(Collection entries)
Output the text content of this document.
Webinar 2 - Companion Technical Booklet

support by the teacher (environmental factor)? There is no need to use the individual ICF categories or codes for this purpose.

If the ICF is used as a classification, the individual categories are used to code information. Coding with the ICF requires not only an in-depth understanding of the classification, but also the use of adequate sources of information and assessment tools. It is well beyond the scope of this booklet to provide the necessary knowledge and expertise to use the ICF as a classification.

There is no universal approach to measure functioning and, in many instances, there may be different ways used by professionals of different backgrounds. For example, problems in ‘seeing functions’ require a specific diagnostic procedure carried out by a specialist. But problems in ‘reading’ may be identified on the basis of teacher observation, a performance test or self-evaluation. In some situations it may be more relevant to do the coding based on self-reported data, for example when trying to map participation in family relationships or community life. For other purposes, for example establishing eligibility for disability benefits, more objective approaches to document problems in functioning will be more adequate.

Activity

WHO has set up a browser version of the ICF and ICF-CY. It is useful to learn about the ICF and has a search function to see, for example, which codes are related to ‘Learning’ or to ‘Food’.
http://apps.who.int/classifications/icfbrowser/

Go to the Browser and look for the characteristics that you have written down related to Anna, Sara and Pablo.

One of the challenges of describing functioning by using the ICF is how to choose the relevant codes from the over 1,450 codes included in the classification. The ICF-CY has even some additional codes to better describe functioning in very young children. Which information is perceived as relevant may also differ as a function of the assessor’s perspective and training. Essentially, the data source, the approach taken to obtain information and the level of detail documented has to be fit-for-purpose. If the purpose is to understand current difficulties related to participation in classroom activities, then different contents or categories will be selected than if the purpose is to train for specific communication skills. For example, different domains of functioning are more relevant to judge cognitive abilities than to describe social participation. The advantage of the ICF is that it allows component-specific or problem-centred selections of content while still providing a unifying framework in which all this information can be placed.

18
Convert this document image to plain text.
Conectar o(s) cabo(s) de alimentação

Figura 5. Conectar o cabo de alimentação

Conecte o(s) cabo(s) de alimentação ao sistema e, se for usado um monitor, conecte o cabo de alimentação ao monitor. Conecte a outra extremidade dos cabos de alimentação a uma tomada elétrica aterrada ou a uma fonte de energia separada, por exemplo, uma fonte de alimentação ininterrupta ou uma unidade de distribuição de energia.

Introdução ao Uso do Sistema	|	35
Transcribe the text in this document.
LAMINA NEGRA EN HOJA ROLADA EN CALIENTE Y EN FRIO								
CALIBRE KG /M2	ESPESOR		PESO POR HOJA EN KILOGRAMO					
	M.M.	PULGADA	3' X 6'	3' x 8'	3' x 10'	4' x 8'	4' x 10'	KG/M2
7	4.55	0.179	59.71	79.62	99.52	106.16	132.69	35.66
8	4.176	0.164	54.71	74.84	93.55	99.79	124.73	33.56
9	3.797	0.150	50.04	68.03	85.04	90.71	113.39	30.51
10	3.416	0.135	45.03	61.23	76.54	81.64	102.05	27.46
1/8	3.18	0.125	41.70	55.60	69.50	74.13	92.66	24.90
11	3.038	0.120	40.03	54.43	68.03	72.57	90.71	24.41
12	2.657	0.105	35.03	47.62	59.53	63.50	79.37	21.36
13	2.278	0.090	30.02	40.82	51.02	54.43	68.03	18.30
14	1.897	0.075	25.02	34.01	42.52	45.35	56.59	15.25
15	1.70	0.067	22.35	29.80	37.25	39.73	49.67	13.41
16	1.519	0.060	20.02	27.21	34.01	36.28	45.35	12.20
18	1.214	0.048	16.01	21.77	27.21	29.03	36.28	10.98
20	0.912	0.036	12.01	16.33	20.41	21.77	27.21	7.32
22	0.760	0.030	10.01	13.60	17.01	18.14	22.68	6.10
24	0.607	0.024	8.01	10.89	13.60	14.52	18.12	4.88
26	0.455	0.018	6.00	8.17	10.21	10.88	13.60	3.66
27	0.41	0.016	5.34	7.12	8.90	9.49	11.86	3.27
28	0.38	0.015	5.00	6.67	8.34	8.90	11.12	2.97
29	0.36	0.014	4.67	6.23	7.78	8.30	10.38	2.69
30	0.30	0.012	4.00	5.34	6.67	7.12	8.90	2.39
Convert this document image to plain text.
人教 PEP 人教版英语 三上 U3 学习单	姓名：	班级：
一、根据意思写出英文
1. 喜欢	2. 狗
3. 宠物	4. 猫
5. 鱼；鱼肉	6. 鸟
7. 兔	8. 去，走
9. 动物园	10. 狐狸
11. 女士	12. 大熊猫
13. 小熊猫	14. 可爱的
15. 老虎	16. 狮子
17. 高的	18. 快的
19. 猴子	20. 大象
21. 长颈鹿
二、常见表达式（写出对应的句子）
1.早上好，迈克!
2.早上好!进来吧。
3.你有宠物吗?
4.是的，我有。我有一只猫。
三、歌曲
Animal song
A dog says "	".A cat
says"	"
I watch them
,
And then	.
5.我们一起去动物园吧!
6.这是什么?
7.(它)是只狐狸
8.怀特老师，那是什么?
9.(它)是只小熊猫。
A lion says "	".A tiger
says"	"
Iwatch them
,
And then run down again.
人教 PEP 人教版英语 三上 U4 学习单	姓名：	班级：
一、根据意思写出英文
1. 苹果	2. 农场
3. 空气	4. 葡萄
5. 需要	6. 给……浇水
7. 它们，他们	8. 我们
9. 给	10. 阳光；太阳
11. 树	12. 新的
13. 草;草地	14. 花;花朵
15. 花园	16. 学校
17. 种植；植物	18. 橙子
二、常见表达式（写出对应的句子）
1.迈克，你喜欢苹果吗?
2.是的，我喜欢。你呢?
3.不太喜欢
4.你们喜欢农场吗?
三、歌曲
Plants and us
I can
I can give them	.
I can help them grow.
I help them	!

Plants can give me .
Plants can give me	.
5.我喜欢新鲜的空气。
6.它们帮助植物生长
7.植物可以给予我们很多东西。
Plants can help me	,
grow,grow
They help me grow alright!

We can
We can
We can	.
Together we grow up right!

» **THE REQUEST**
Using the records above, find and show each line with the string "information".

» **OUTPUT BELOW**
If the ICF is used as a classification, the individual categories are used to code information. Coding with the ICF requires not only an in-depth understanding of the classification, but also the use of adequate sources of information and assessment tools. It is well beyond the scope of this booklet to provide the necessary knowledge and expertise to use the ICF as a classification.
One of the challenges of describing functioning by using the ICF is how to choose the relevant codes from the over 1,450 codes included in the classification. The ICF-CY has even some additional codes to better describe functioning in very young children. Which information is perceived as relevant may also differ as a function of the assessor’s perspective and training. Essentially, the data source, the approach taken to obtain information and the level of detail documented has to be fit-for-purpose. If the purpose is to understand current difficulties related to participation in classroom activities, then different contents or categories will be selected than if the purpose is to train for specific communication skills. For example, different domains of functioning are more relevant to judge cognitive abilities than to describe social participation. The advantage of the ICF is that it allows component-specific or problem-centred selections of content while still providing a unifying framework in which all this information can be placed.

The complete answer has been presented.